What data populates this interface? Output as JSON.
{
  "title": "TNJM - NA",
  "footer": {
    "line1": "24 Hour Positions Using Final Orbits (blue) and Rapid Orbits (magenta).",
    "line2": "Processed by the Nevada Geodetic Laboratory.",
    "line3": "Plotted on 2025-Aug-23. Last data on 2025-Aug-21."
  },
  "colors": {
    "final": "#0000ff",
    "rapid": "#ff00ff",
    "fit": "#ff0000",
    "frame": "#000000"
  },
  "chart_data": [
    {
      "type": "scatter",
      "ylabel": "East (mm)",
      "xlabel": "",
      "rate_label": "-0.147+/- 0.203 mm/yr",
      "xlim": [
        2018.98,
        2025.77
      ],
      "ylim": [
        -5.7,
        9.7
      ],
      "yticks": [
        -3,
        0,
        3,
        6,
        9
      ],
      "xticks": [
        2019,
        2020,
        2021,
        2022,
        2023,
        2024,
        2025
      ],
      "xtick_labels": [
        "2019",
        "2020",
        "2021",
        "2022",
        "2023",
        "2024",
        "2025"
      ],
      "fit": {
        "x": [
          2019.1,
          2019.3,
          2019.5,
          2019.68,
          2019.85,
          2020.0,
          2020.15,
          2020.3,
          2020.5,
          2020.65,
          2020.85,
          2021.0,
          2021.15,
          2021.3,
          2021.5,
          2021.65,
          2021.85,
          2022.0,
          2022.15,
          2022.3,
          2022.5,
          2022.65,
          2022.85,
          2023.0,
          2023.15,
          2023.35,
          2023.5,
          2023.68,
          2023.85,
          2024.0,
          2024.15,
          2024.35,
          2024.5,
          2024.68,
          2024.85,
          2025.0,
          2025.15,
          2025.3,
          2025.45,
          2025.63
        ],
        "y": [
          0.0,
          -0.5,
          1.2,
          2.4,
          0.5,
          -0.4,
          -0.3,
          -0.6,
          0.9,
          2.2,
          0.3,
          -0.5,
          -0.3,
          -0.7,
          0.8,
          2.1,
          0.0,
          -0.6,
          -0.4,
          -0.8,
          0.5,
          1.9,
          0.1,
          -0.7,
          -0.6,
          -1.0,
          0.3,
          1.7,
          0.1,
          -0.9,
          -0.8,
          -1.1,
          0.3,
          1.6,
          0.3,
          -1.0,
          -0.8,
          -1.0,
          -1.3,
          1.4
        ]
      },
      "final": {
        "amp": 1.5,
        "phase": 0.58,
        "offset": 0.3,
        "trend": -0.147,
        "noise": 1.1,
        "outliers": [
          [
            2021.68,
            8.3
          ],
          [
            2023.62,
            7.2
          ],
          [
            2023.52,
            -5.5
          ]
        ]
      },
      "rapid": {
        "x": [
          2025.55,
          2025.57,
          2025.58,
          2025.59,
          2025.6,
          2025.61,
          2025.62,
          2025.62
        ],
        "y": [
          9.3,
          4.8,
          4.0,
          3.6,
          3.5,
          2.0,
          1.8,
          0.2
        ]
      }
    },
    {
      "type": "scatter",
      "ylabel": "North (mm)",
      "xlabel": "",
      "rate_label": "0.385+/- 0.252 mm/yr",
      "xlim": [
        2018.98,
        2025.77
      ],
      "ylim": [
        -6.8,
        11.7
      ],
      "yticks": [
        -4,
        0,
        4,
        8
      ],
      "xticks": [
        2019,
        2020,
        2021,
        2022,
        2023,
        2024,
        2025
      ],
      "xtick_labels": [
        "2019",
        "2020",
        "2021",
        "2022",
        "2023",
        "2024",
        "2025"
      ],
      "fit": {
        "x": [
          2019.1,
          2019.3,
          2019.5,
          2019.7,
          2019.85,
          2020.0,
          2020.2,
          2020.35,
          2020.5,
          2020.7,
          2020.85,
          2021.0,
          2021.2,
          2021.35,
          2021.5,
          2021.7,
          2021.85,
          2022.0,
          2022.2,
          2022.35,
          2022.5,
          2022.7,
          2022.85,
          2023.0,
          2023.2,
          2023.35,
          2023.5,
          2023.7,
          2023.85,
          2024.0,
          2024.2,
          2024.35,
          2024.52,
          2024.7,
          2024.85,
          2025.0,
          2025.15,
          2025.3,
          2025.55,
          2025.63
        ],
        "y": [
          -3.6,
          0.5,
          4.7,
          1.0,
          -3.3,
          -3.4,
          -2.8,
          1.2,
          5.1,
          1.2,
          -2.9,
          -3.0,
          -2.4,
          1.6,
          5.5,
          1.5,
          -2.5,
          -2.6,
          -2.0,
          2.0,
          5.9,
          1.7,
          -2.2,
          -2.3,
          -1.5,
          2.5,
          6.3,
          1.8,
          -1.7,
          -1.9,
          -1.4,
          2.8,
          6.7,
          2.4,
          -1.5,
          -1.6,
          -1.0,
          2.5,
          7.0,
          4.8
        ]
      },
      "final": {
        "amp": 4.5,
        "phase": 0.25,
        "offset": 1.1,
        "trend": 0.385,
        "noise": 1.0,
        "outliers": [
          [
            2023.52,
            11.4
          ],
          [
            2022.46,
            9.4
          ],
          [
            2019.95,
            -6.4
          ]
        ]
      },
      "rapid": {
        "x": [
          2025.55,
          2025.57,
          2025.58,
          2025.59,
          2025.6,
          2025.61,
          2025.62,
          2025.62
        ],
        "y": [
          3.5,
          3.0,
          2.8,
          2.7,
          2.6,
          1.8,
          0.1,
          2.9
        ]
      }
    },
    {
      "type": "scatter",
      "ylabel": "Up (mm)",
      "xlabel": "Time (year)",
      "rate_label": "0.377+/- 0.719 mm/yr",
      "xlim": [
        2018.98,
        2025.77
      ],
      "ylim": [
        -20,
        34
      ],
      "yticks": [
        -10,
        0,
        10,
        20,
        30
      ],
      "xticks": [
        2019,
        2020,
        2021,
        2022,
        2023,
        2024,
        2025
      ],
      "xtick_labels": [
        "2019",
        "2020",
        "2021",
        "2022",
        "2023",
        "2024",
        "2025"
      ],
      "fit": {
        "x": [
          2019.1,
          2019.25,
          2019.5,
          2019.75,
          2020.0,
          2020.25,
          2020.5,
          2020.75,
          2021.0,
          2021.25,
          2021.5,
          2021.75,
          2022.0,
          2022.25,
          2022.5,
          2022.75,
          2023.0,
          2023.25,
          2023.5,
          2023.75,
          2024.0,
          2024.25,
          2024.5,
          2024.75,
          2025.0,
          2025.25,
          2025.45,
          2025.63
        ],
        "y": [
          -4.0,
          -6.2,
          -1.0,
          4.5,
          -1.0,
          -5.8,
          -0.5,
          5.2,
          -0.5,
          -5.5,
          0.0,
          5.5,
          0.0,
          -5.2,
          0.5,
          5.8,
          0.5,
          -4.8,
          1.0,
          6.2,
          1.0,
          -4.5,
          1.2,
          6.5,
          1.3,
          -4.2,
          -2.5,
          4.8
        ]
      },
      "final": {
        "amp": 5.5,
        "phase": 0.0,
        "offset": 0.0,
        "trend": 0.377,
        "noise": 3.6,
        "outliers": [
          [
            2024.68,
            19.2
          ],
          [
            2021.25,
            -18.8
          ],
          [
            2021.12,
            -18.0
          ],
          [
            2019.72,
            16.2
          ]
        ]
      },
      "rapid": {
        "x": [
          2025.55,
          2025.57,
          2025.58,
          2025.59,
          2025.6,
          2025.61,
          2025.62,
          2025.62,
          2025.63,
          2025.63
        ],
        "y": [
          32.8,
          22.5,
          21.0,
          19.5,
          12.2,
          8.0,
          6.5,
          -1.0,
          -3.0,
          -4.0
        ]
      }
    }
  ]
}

**WHAT IS BEING ASKED:** Output each record exactly, leaving nothing out.

**SOLVED EXERCISE:**
What data populates this interface? Output as JSON.
{
  "title": "TNJM - NA",
  "footer": {
    "line1": "24 Hour Positions Using Final Orbits (blue) and Rapid Orbits (magenta).",
    "line2": "Processed by the Nevada Geodetic Laboratory.",
    "line3": "Plotted on 2025-Aug-23. Last data on 2025-Aug-21."
  },
  "colors": {
    "final": "#0000ff",
    "rapid": "#ff00ff",
    "fit": "#ff0000",
    "frame": "#000000"
  },
  "chart_data": [
    {
      "type": "scatter",
      "ylabel": "East (mm)",
      "xlabel": "",
      "rate_label": "-0.147+/- 0.203 mm/yr",
      "xlim": [
        2018.98,
        2025.77
      ],
      "ylim": [
        -5.7,
        9.7
      ],
      "yticks": [
        -3,
        0,
        3,
        6,
        9
      ],
      "xticks": [
        2019,
        2020,
        2021,
        2022,
        2023,
        2024,
        2025
      ],
      "xtick_labels": [
        "2019",
        "2020",
        "2021",
        "2022",
        "2023",
        "2024",
        "2025"
      ],
      "fit": {
        "x": [
          2019.1,
          2019.3,
          2019.5,
          2019.68,
          2019.85,
          2020.0,
          2020.15,
          2020.3,
          2020.5,
          2020.65,
          2020.85,
          2021.0,
          2021.15,
          2021.3,
          2021.5,
          2021.65,
          2021.85,
          2022.0,
          2022.15,
          2022.3,
          2022.5,
          2022.65,
          2022.85,
          2023.0,
          2023.15,
          2023.35,
          2023.5,
          2023.68,
          2023.85,
          2024.0,
          2024.15,
          2024.35,
          2024.5,
          2024.68,
          2024.85,
          2025.0,
          2025.15,
          2025.3,
          2025.45,
          2025.63
        ],
        "y": [
          0.0,
          -0.5,
          1.2,
          2.4,
          0.5,
          -0.4,
          -0.3,
          -0.6,
          0.9,
          2.2,
          0.3,
          -0.5,
          -0.3,
          -0.7,
          0.8,
          2.1,
          0.0,
          -0.6,
          -0.4,
          -0.8,
          0.5,
          1.9,
          0.1,
          -0.7,
          -0.6,
          -1.0,
          0.3,
          1.7,
          0.1,
          -0.9,
          -0.8,
          -1.1,
          0.3,
          1.6,
          0.3,
          -1.0,
          -0.8,
          -1.0,
          -1.3,
          1.4
        ]
      },
      "final": {
        "amp": 1.5,
        "phase": 0.58,
        "offset": 0.3,
        "trend": -0.147,
        "noise": 1.1,
        "outliers": [
          [
            2021.68,
            8.3
          ],
          [
            2023.62,
            7.2
          ],
          [
            2023.52,
            -5.5
          ]
        ]
      },
      "rapid": {
        "x": [
          2025.55,
          2025.57,
          2025.58,
          2025.59,
          2025.6,
          2025.61,
          2025.62,
          2025.62
        ],
        "y": [
          9.3,
          4.8,
          4.0,
          3.6,
          3.5,
          2.0,
          1.8,
          0.2
        ]
      }
    },
    {
      "type": "scatter",
      "ylabel": "North (mm)",
      "xlabel": "",
      "rate_label": "0.385+/- 0.252 mm/yr",
      "xlim": [
        2018.98,
        2025.77
      ],
      "ylim": [
        -6.8,
        11.7
      ],
      "yticks": [
        -4,
        0,
        4,
        8
      ],
      "xticks": [
        2019,
        2020,
        2021,
        2022,
        2023,
        2024,
        2025
      ],
      "xtick_labels": [
        "2019",
        "2020",
        "2021",
        "2022",
        "2023",
        "2024",
        "2025"
      ],
      "fit": {
        "x": [
          2019.1,
          2019.3,
          2019.5,
          2019.7,
          2019.85,
          2020.0,
          2020.2,
          2020.35,
          2020.5,
          2020.7,
          2020.85,
          2021.0,
          2021.2,
          2021.35,
          2021.5,
          2021.7,
          2021.85,
          2022.0,
          2022.2,
          2022.35,
          2022.5,
          2022.7,
          2022.85,
          2023.0,
          2023.2,
          2023.35,
          2023.5,
          2023.7,
          2023.85,
          2024.0,
          2024.2,
          2024.35,
          2024.52,
          2024.7,
          2024.85,
          2025.0,
          2025.15,
          2025.3,
          2025.55,
          2025.63
        ],
        "y": [
          -3.6,
          0.5,
          4.7,
          1.0,
          -3.3,
          -3.4,
          -2.8,
          1.2,
          5.1,
          1.2,
          -2.9,
          -3.0,
          -2.4,
          1.6,
          5.5,
          1.5,
          -2.5,
          -2.6,
          -2.0,
          2.0,
          5.9,
          1.7,
          -2.2,
          -2.3,
          -1.5,
          2.5,
          6.3,
          1.8,
          -1.7,
          -1.9,
          -1.4,
          2.8,
          6.7,
          2.4,
          -1.5,
          -1.6,
          -1.0,
          2.5,
          7.0,
          4.8
        ]
      },
      "final": {
        "amp": 4.5,
        "phase": 0.25,
        "offset": 1.1,
        "trend": 0.385,
        "noise": 1.0,
        "outliers": [
          [
            2023.52,
            11.4
          ],
          [
            2022.46,
            9.4
          ],
          [
            2019.95,
            -6.4
          ]
        ]
      },
      "rapid": {
        "x": [
          2025.55,
          2025.57,
          2025.58,
          2025.59,
          2025.6,
          2025.61,
          2025.62,
          2025.62
        ],
        "y": [
          3.5,
          3.0,
          2.8,
          2.7,
          2.6,
          1.8,
          0.1,
          2.9
        ]
      }
    },
    {
      "type": "scatter",
      "ylabel": "Up (mm)",
      "xlabel": "Time (year)",
      "rate_label": "0.377+/- 0.719 mm/yr",
      "xlim": [
        2018.98,
        2025.77
      ],
      "ylim": [
        -20,
        34
      ],
      "yticks": [
        -10,
        0,
        10,
        20,
        30
      ],
      "xticks": [
        2019,
        2020,
        2021,
        2022,
        2023,
        2024,
        2025
      ],
      "xtick_labels": [
        "2019",
        "2020",
        "2021",
        "2022",
        "2023",
        "2024",
        "2025"
      ],
      "fit": {
        "x": [
          2019.1,
          2019.25,
          2019.5,
          2019.75,
          2020.0,
          2020.25,
          2020.5,
          2020.75,
          2021.0,
          2021.25,
          2021.5,
          2021.75,
          2022.0,
          2022.25,
          2022.5,
          2022.75,
          2023.0,
          2023.25,
          2023.5,
          2023.75,
          2024.0,
          2024.25,
          2024.5,
          2024.75,
          2025.0,
          2025.25,
          2025.45,
          2025.63
        ],
        "y": [
          -4.0,
          -6.2,
          -1.0,
          4.5,
          -1.0,
          -5.8,
          -0.5,
          5.2,
          -0.5,
          -5.5,
          0.0,
          5.5,
          0.0,
          -5.2,
          0.5,
          5.8,
          0.5,
          -4.8,
          1.0,
          6.2,
          1.0,
          -4.5,
          1.2,
          6.5,
          1.3,
          -4.2,
          -2.5,
          4.8
        ]
      },
      "final": {
        "amp": 5.5,
        "phase": 0.0,
        "offset": 0.0,
        "trend": 0.377,
        "noise": 3.6,
        "outliers": [
          [
            2024.68,
            19.2
          ],
          [
            2021.25,
            -18.8
          ],
          [
            2021.12,
            -18.0
          ],
          [
            2019.72,
            16.2
          ]
        ]
      },
      "rapid": {
        "x": [
          2025.55,
          2025.57,
          2025.58,
          2025.59,
          2025.6,
          2025.61,
          2025.62,
          2025.62,
          2025.63,
          2025.63
        ],
        "y": [
          32.8,
          22.5,
          21.0,
          19.5,
          12.2,
          8.0,
          6.5,
          -1.0,
          -3.0,
          -4.0
        ]
      }
    }
  ]
}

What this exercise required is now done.